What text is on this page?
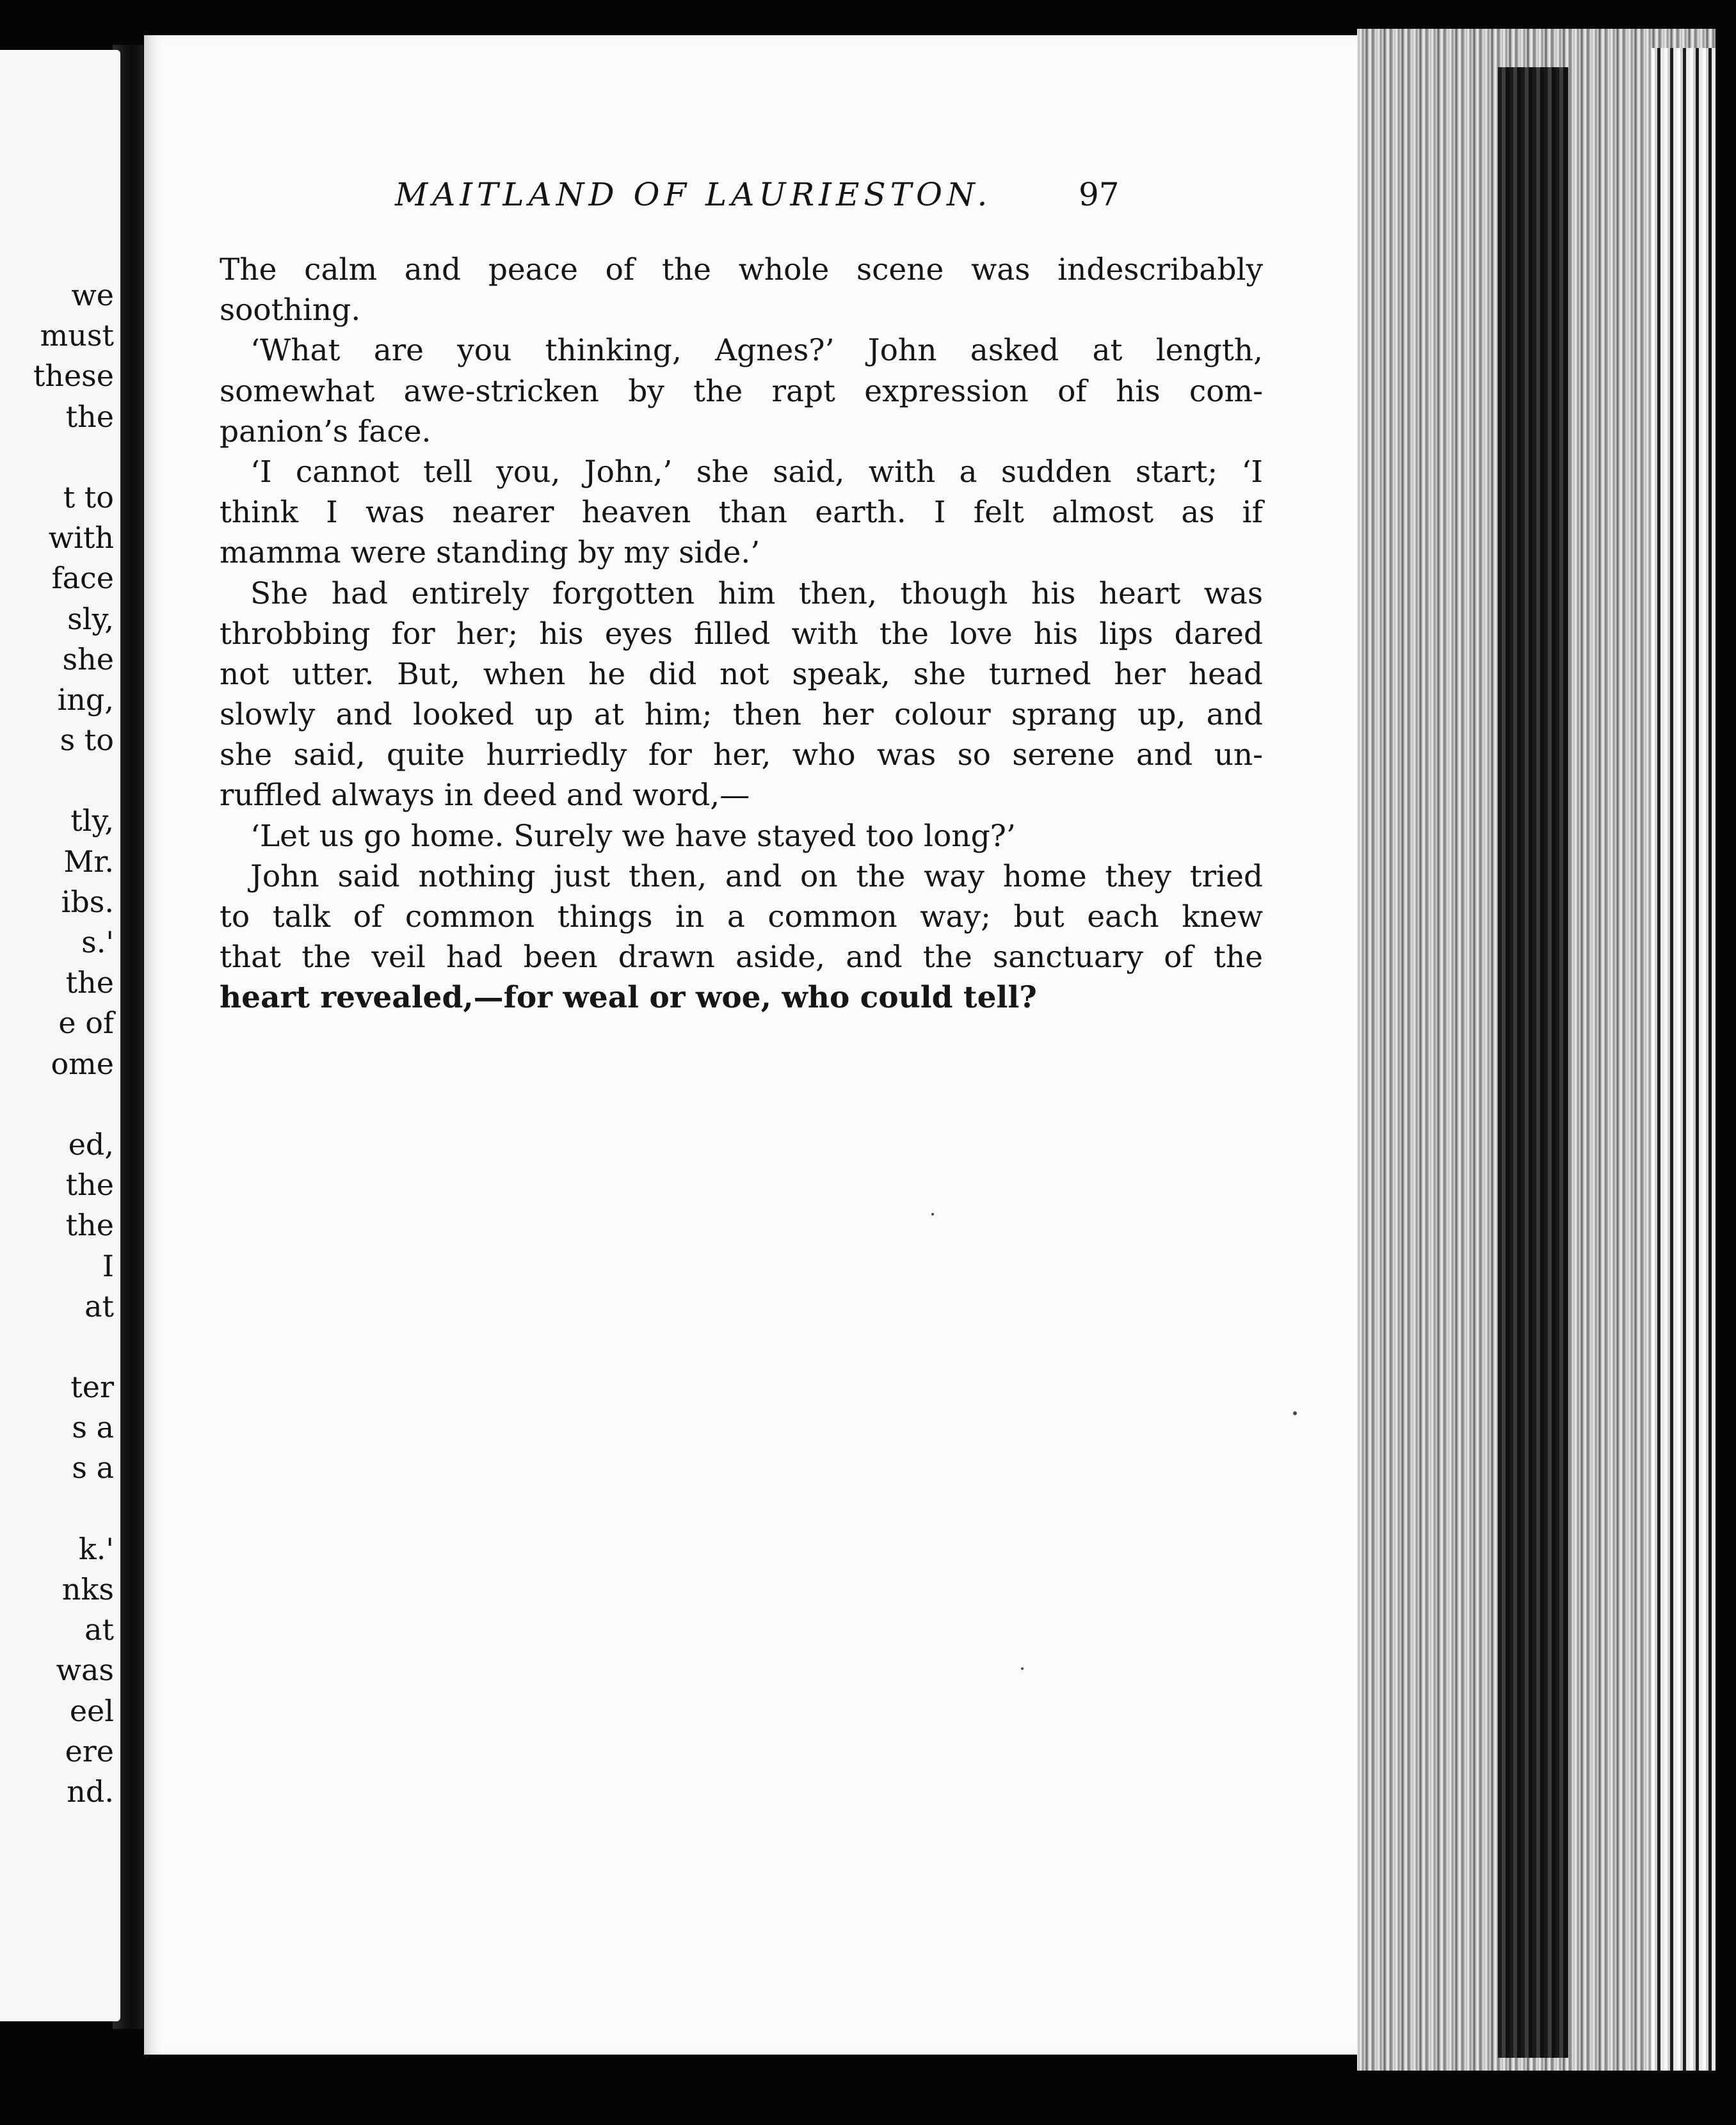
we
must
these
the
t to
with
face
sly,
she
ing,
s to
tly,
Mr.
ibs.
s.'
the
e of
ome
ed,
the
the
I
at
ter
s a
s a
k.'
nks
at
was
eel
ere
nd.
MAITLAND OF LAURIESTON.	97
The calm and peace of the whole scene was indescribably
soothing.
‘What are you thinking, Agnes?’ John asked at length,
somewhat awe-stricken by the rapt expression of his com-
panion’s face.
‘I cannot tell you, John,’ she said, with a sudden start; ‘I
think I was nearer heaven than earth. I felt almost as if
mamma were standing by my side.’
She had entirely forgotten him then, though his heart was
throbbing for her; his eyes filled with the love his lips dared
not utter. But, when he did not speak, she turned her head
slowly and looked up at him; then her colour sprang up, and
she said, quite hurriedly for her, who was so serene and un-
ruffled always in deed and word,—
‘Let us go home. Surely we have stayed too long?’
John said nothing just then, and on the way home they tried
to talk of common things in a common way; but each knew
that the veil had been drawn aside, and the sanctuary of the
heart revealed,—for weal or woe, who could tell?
·····
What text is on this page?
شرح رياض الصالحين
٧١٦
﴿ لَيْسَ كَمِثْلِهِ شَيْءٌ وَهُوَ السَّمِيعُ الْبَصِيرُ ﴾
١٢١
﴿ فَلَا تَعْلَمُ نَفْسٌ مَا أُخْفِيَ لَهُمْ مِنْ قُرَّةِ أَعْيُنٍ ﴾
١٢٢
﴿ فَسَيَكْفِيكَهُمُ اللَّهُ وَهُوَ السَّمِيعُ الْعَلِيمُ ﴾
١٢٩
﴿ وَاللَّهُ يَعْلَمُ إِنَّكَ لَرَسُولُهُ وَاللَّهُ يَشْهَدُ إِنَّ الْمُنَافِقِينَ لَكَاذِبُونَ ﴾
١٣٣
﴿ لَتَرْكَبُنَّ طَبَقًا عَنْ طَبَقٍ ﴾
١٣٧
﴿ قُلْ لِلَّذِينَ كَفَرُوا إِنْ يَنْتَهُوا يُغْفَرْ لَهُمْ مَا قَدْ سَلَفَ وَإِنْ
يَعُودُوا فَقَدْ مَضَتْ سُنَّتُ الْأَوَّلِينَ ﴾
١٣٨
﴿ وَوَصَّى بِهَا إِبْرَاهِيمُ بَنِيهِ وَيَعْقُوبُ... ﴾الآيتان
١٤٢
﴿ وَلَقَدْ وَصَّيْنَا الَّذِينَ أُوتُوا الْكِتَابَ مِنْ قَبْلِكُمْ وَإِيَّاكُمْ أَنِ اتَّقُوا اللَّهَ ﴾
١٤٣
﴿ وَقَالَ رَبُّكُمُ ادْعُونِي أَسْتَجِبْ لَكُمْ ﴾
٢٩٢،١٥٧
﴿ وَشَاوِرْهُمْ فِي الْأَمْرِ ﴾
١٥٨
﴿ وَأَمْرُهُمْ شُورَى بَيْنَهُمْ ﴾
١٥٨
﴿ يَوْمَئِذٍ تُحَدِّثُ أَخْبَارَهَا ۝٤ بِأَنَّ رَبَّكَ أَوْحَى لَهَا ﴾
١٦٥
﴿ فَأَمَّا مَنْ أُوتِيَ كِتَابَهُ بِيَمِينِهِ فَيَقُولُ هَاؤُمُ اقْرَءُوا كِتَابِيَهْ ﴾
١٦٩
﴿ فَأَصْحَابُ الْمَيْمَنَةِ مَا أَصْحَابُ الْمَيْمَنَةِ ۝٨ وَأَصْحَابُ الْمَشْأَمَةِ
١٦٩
·····
→ What you are asked to do
Every line containing the string "tell" must be listed.

→ Response below
‘I cannot tell you, John,’ she said, with a sudden start; ‘I
heart revealed,—for weal or woe, who could tell?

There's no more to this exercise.